▶ 掲載文
________________

7. 計算機の仕組み
7.1ハードウエア
コンピュータのハードウエアは制御装置,演算装置,記憶装置,入力装置,出力装置で構成される.
いわゆるCPUというのは、この内の制御装置と演算装置を1つの集積回路にまとめたものである。
1中央処理装置(Central Processing Unit:CPU)
 計算機の中心部で、人間でいえば脳にあたり、つぎの2(3)装置よりなっている。
 制御装置:主記憶装置に記録されているプログラムを解読し、その指示にしたがって、主記憶装置、
 演算装置、入出力装置、補助記憶装置を制御する。これがプログラムの実行にあたる。この部分は
  CPU(したがって、コンピュータ)のヘッドクオータに相当する。
 演算装置:算術、論理、比較演算を行う装置である。
(キャッシュメモリー:主記憶装置へのアクセスの遅さをカバーするために、アクセス頻度の多いデータは、
 高速メモリー素子に記憶しておくための緩衝記憶装置である。)
2.主記憶装置:プログラムやデータを記憶しておく装置。高速のRAMで構成されている。単にメモリという。
3.入力装置:コンピュータへ情報を送り込む装置、キーボードやマウスなど。
4.出力装置:コンピュータから情報を取り込む装置、CRTやプリンターなど。
5.外部記憶装置:いろんな情報を格納しておく装置。制御信号によって、計算結果を保存したり、保存データ
  を主記憶装置におくったりする。ハードディスクやフロッピーディスクドライブなど。

           計算機の基本構成
記憶装置

ROM(Read Only Memory)不揮発性メモリー
  マスクROM:製造時に書き込み、書き換え不可能
  PROM:ユーザーが1度だけ書き込める。以後不可能
  UV-EPROM:電気的に書き込み。紫外線で消去可能。
  EEPROM: 電気的に書き込み。消去可能。MOS型トランジスタ2つで1つのセル(1ビット)
  フラッシュメモリ:EEPROMの改良(トランジスタ1つで1ビット)、消去は一斉に。
           NAND型フラッシュEEPROM、1,2バイト単位で消去可能
入出力装置
  入力装置:人間の目や耳にあたる。
  キーボード:タイプライタのようなキー配列を持った、直接入力用のボード。 もっとも基本的
  な入力装置。
  カードリーダ:入力媒体として穿孔カードを用いるカード読みとり装置。 穿孔カードは特殊な
  キーボードつきの穿孔機によって作成する。
  OCR(Optical Character Reader):手書き、または印刷された文字を光学的に読みとる装置。
    OMR(Optical Mark Reader):光学式マーク読みとり装置
  MICR(Magnetic Ink Character Reader):磁気インク読み取り装置  
  イメージスキャナ:画像読みとり装置 
  その他:マウス、ライトペン、タッチパネル、タブレット、音声入力装置、バーコードリーダ

  出力装置:口や手にあたる
  プリンタ:シリアル(ドット)プリンタ
       ラインプリンタ
       ページプリンタ
  表示装置:ブラウン管(CRT(Cathode Ray Tube):陰極線管)
       液晶ディスプレイ(LCD:Liquid Crystal Display)
       LED(Light Emitting Diode:発行ダイオ−ド)

________________

▶ 課題の目標 1
計算機の仕組みに関する掲載文から、次の一文を英語に翻訳してください：「コンピュータのハードウエアは制御装置,演算装置,記憶装置,入力装置,出力装置で構成される.」
▶ 課題の目標 2
計算機のハードウエアについての掲載文を、最後の行に続けて書き継いでください。

________________

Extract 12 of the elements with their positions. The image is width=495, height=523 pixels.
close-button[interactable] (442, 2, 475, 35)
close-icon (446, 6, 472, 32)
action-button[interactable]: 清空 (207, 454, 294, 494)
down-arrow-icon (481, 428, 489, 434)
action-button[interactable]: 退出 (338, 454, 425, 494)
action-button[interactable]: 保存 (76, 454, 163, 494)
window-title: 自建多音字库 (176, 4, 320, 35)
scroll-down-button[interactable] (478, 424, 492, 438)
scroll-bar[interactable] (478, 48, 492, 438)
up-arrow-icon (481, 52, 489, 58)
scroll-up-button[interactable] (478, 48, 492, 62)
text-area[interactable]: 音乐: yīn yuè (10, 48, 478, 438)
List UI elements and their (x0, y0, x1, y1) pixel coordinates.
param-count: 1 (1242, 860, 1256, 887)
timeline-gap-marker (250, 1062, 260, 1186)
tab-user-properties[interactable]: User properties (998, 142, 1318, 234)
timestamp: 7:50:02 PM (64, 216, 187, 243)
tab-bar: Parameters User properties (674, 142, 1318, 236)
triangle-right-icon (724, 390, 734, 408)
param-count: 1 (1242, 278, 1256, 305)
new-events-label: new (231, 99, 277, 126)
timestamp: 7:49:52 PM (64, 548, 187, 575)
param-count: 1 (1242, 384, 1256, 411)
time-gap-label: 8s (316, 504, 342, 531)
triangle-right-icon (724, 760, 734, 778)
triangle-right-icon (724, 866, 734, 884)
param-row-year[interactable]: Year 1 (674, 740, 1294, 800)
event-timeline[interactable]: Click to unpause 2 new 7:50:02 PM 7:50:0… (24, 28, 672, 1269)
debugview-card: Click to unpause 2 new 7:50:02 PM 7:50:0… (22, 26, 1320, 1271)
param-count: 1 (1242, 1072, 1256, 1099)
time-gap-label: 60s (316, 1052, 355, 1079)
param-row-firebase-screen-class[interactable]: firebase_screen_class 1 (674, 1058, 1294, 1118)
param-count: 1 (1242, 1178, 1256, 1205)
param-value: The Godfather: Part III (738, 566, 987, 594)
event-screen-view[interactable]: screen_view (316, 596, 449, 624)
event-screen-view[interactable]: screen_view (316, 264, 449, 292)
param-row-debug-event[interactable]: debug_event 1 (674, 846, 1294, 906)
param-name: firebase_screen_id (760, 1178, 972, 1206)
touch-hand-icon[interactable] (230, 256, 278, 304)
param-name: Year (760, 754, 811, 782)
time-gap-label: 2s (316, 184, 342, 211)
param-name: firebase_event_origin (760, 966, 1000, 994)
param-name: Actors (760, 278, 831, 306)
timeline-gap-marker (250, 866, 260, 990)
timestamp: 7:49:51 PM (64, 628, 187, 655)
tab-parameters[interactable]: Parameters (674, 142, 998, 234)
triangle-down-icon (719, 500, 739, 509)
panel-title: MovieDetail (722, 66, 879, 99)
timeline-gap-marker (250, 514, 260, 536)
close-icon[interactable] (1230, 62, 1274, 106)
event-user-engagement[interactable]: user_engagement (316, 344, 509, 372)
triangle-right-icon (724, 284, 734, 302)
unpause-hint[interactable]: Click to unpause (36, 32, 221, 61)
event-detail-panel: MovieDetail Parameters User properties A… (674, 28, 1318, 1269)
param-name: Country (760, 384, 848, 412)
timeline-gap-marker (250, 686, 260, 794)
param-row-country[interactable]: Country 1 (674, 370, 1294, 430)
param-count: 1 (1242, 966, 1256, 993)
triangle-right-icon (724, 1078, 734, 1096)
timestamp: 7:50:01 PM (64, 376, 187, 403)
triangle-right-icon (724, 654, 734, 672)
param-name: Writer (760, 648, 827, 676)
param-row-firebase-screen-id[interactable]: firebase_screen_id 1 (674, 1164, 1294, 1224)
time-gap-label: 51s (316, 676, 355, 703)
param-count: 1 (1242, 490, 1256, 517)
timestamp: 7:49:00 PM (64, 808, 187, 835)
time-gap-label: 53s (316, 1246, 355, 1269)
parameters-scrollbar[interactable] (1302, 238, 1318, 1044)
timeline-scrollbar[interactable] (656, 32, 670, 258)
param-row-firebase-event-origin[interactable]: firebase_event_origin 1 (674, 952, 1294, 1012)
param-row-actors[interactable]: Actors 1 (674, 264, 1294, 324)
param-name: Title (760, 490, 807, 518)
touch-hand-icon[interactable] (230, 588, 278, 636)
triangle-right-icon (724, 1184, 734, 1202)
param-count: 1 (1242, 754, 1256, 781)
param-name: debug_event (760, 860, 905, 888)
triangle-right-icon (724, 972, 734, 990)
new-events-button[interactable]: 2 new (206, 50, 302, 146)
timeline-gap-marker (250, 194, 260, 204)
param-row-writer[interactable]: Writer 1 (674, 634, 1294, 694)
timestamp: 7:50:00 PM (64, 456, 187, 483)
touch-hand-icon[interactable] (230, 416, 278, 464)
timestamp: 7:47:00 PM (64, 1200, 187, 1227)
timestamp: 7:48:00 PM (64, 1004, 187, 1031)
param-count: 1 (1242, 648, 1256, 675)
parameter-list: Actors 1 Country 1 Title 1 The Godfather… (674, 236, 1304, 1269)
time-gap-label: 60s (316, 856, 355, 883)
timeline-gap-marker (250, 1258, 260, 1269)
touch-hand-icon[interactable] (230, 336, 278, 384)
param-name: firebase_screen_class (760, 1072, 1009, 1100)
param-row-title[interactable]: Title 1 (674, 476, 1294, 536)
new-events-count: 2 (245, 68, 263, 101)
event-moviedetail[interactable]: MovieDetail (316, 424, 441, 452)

________________

▶ 演習の解答 1
Computer hardware consists of a control unit, an arithmetic unit, a storage unit, an input unit, and an output unit.

▶ 演習の解答 2
  XYプロッタ
  音声応答装置:音声で出力する装置。一部の銀行で使用されている
  COM(Computer Output on Microfilm):処理結果を直接マイクロフィルムに出力する装置
 補助(外部)記憶装置:ノート類に相当する
 MT(Magnetic Tape) 1次元磁気メモリ
 FD(Floppy Disk ) 2次元磁気メモリ
    HD(Hard Disk )  3次元磁気メモリ
 RAM                電子ノート
    各種メモリーカード(コンパクトフラッシュ、スマートメディア、メモリーカードなど)
     USBメモリーキー
 CD−ROM、CD-R、CD−RW、DVD-ROM(RAM)、
 MO、MD,PD,EZ135,ZIP.....
  FDS-120(120MB、2HD,2DDも読み書きできる)
入出力インターフェイスについて

FDの表面(CAV角速度一定、外側のトラックほどセクタが長い)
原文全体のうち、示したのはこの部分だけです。